▶ _Passage for review_
+===+

Revolutionary War militia general in South Carolina (1739–1817)

Andrew Pickens (September 13, 1739 – August 11, 1817) was a militia leader in the American Revolution. A planter and slaveowner, he developed his Hopewell plantation on the east side of the Keowee River across from the Cherokee town of Isunigu (Seneca) in western South Carolina. He was elected as a member of the United States House of Representatives from western South Carolina. Several treaties with the Cherokee were negotiated and signed at his plantation of Hopewell.

==Early life==
Pickens was born in 1739 in Bucks County in the Province of Pennsylvania. He was the son of Scots-Irish immigrants, Presbyterians of primarily Scottish ancestry from Carrickfergus in County Antrim, Ireland (in what is today Northern Ireland.) His parents were Andrew Pickens Sr. and Anne (née Davis). But his paternal great-grandparents were ethnic French Huguenots: Robert Andrew Pickens (Robert André Picon) had migrated to England and Northern Ireland; his wife Esther-Jeanne, widow Bonneau, was from La Rochelle, France and had settled in South Carolina along with other Huguenot refugees fleeing religious persecution as Protestants.

+===+

▶ _Raw data_
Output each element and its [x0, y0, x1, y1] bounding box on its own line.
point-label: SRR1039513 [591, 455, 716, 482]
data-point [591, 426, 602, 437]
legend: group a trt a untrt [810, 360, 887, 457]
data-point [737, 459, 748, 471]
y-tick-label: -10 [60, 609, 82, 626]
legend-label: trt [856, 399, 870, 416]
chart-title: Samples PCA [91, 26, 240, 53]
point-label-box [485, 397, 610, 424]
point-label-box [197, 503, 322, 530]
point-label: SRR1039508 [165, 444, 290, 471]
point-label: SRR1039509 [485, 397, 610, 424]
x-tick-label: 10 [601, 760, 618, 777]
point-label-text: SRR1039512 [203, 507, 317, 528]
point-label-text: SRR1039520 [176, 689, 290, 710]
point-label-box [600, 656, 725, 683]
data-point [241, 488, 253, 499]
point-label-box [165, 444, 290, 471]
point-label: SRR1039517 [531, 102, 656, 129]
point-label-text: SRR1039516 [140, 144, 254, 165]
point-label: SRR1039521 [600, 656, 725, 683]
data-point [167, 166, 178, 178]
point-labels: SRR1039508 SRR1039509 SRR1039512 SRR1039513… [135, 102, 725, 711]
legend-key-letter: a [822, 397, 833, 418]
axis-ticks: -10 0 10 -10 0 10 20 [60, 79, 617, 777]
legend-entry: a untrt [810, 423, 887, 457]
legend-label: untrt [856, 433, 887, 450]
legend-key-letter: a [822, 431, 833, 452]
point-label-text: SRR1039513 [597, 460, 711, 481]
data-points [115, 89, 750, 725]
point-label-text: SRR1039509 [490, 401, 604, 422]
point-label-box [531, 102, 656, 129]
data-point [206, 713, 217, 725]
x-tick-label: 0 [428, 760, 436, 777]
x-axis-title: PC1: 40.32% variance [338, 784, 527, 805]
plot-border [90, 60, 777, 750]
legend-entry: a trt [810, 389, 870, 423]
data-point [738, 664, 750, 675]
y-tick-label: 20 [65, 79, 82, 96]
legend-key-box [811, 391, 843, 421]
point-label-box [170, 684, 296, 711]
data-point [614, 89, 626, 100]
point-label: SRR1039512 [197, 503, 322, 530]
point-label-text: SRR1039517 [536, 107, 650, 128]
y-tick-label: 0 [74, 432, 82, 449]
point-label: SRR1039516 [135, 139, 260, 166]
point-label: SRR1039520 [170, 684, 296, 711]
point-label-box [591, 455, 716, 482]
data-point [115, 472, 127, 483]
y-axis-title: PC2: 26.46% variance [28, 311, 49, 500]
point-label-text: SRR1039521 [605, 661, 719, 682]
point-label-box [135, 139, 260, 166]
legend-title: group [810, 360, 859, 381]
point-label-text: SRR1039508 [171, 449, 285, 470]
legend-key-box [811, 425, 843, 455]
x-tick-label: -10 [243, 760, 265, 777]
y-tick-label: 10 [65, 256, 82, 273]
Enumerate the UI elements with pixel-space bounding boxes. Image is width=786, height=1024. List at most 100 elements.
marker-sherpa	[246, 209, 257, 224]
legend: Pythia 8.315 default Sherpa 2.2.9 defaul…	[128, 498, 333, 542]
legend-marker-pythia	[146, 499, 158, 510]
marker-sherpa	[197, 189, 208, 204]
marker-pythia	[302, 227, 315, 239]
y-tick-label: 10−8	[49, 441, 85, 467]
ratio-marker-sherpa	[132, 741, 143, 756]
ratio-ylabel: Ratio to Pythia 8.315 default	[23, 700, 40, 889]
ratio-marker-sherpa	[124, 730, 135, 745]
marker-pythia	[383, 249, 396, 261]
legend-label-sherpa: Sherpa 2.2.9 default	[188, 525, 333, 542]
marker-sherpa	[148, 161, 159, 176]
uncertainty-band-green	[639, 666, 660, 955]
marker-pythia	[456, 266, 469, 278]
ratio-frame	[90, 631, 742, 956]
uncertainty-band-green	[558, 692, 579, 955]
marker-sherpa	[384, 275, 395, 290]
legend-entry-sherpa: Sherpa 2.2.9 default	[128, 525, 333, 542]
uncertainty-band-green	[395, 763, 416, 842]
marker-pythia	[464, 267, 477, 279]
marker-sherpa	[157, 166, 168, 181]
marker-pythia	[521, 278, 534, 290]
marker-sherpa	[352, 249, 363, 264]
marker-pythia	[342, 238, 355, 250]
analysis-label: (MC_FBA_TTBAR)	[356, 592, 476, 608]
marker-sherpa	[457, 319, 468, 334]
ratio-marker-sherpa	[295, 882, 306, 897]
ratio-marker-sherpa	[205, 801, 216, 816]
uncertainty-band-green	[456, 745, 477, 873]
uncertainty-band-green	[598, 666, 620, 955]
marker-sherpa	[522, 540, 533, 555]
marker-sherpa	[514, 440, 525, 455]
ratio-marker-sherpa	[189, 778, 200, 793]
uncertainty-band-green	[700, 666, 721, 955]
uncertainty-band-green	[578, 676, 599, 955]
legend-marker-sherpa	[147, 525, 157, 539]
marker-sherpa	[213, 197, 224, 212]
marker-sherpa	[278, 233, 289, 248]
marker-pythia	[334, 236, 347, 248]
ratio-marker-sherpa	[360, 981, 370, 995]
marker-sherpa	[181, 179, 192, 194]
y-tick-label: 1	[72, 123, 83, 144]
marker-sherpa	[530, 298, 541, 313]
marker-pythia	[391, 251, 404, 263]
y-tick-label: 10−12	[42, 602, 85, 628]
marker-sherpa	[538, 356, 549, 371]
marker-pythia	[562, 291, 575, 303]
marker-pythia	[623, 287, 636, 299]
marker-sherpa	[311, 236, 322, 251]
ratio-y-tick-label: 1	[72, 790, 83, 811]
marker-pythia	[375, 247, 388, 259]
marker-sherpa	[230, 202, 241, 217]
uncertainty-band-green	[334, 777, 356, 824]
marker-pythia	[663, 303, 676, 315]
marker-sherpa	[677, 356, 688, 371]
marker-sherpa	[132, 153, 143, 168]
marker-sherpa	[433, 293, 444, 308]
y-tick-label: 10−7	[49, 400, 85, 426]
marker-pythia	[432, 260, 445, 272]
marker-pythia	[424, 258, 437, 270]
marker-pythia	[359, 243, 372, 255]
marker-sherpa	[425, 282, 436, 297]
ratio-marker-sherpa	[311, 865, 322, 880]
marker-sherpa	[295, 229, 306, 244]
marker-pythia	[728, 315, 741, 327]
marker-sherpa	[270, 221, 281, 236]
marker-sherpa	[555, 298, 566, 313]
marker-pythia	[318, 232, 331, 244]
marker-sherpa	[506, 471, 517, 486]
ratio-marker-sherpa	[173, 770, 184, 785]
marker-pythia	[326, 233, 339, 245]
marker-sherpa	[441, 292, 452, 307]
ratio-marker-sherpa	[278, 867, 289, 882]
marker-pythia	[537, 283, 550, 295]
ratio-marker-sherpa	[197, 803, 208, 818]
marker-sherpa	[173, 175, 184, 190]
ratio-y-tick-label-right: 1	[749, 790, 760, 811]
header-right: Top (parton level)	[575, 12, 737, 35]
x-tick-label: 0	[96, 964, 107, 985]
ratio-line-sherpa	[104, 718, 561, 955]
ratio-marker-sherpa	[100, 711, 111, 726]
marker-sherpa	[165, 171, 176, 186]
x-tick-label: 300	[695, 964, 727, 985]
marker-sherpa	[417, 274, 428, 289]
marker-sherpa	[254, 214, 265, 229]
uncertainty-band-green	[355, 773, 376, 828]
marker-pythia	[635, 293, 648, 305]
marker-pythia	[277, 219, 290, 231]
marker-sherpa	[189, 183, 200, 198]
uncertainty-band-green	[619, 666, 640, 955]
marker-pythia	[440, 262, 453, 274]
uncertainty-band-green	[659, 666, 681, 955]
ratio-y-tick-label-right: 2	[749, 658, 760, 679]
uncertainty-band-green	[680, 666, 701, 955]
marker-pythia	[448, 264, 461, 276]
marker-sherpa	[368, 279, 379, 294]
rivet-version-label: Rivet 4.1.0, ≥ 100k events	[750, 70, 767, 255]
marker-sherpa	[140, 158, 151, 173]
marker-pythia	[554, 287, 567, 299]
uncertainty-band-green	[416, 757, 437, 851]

+===+

▶ _Tasks to perform_
**1)** Repeat the part of the Andrew Pickens text that opens with the words "Andrew Pickens (September" and closes with "plantation of Hopewell.".
**2)** Write the next part of the text about Andrew Pickens, picking up from where it stops.
The material is separate from the text about Andrew Pickens.

▶ _Task-by-task outputs_
**1)**
Andrew Pickens (September 13, 1739 – August 11, 1817) was a militia leader in the American Revolution. A planter and slaveowner, he developed his Hopewell plantation on the east side of the Keowee River across from the Cherokee town of Isunigu (Seneca) in western South Carolina. He was elected as a member of the United States House of Representatives from western South Carolina. Several treaties with the Cherokee were negotiated and signed at his plantation of Hopewell.

**2)**
His family traveled the Great Wagon Road in the Shenandoah Valley in hopes of finding a new home. Records show they first settled in the Shenandoah Valley in Virginia. In 1752, his family moved to the Waxhaws on the South Carolina frontier.

==Move to frontier South Carolina==
Pickens sold his farm there in 1764 and bought land in Abbeville County, South Carolina, near the Georgia border. He married Rebecca Calhoun there and they started a family. In addition to meeting other ethnic Scots-Irish and new immigrants to the area, he became acquainted with his Cherokee neighbors. He built a blockhouse as a base for training.

He established the Hopewell Plantation on the east side of the Keowee River. Several treaty negotiating sessions were held here with the Cherokee. Each resulted in a Treaty of Hopewell. Just across the river was the Cherokee town of Isunigu, also known as "Seneca".

A religious man, Pickens was known as the "Fighting Elder" because of his strong Presbyterian faith.

==Military career==
Pickens served in the Anglo-Cherokee War in 1760–1761. When the Revolutionary War started, he sided with the rebel militia and was made a captain. He rose to the rank of brigadier general in the South Carolina militia during the war.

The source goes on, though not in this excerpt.